===== Input records =====

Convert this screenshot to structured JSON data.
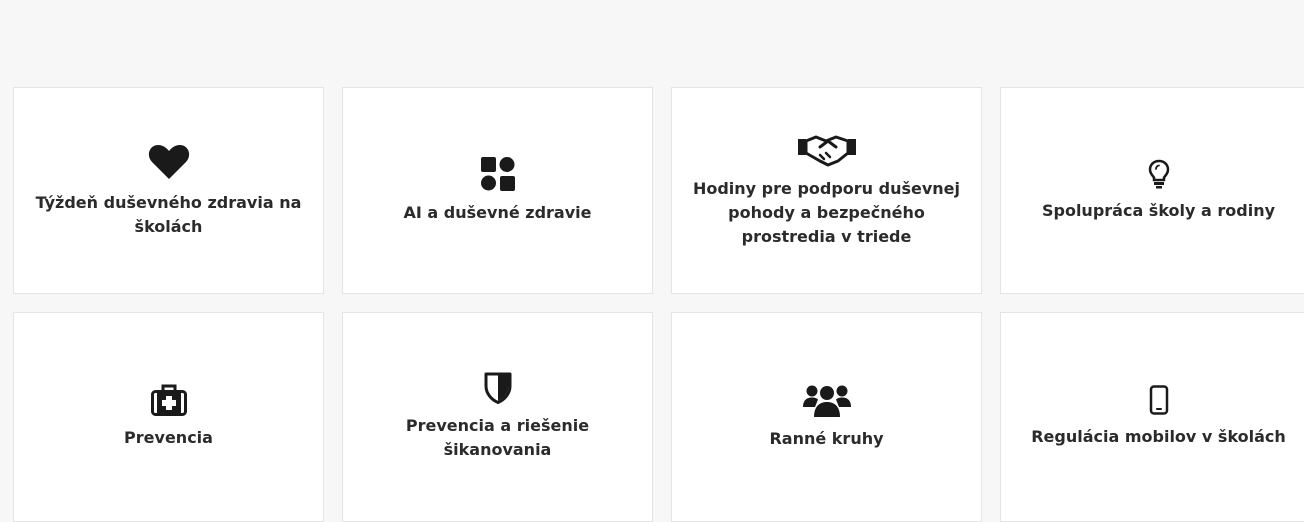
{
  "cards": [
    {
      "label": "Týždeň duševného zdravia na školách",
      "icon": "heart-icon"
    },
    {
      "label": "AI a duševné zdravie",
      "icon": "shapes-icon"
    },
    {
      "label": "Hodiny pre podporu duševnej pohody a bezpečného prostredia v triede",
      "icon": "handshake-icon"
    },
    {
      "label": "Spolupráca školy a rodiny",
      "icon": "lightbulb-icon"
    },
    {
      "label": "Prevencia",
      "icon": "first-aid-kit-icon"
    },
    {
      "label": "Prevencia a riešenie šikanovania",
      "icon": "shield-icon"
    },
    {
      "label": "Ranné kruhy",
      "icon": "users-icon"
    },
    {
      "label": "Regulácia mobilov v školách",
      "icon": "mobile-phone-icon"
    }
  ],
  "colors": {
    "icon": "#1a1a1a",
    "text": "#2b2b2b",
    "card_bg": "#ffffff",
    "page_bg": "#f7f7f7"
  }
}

=====
===== Input records =====

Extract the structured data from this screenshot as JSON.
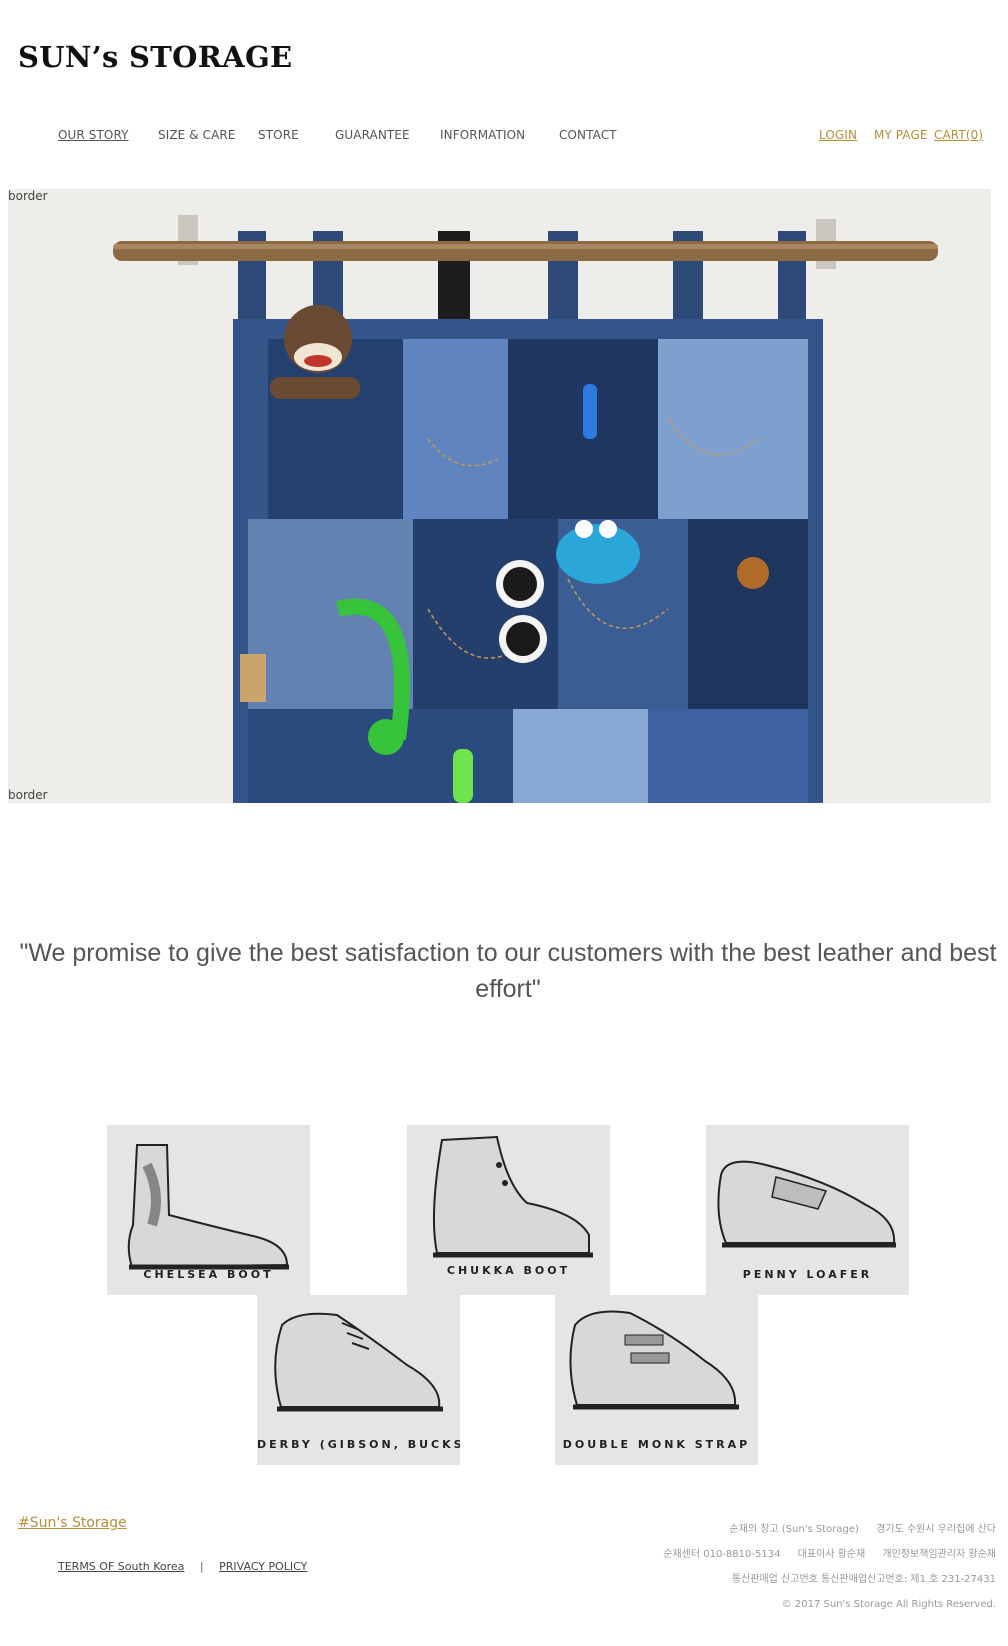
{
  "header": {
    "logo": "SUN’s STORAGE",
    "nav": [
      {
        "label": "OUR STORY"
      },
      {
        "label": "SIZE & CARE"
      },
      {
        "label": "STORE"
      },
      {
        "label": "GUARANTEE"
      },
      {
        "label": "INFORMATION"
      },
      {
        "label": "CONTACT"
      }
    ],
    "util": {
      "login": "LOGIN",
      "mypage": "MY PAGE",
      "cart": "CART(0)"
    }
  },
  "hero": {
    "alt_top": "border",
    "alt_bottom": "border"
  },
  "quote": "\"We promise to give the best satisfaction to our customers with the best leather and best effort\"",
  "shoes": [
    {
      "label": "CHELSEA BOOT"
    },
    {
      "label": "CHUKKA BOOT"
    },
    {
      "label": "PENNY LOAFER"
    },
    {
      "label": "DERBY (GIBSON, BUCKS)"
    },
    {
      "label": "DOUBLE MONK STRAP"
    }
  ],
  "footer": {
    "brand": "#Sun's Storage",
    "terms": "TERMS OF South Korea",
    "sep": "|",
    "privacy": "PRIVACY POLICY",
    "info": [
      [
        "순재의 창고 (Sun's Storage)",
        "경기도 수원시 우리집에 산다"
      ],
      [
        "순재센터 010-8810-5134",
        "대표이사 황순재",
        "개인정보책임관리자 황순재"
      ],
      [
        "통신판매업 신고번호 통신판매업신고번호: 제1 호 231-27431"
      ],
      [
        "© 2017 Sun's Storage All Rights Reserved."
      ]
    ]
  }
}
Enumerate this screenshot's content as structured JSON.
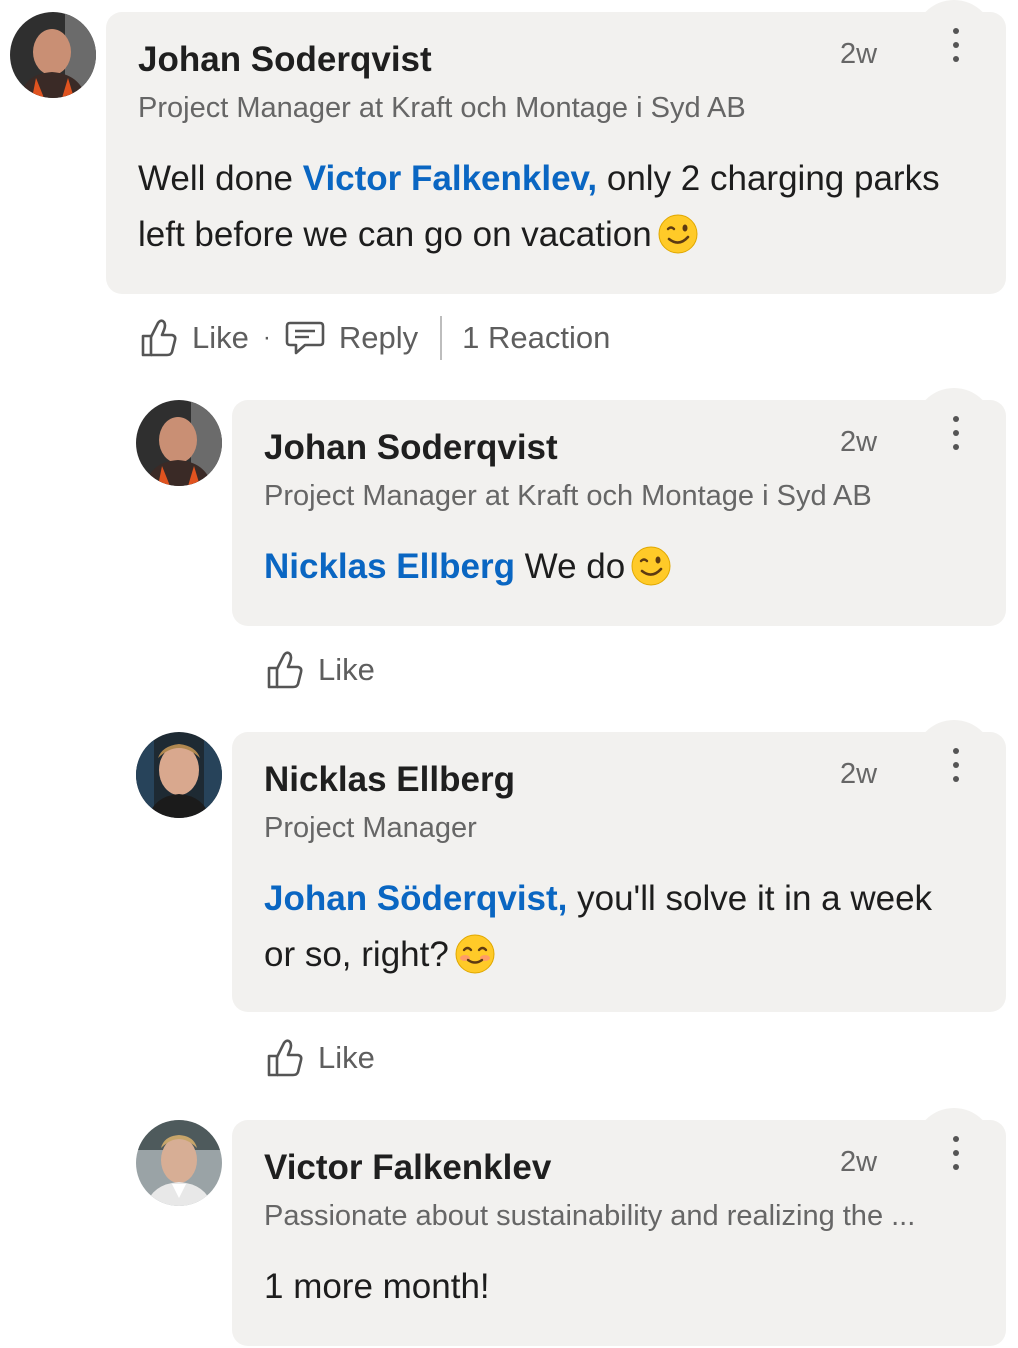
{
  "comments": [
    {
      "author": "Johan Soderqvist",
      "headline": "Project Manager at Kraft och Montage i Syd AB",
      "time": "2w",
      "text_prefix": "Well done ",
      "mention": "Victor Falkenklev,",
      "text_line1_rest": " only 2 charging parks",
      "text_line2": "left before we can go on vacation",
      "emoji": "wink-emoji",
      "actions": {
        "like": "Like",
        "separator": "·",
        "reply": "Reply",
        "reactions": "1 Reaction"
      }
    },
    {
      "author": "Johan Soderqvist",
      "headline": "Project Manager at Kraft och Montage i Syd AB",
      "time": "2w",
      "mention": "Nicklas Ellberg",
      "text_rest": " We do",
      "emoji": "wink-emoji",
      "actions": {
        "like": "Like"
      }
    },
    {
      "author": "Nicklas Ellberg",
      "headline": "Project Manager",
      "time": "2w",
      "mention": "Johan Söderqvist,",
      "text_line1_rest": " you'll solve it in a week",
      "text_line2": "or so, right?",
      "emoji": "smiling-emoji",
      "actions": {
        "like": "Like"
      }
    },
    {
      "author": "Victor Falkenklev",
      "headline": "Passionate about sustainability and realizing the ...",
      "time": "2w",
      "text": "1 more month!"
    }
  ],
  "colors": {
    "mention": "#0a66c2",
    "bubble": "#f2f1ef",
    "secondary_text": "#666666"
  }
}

=====

» **Work instructions**
The answer must consist solely of the number of lines in the entries that contain the word "author".

» **Result of the exercise**
4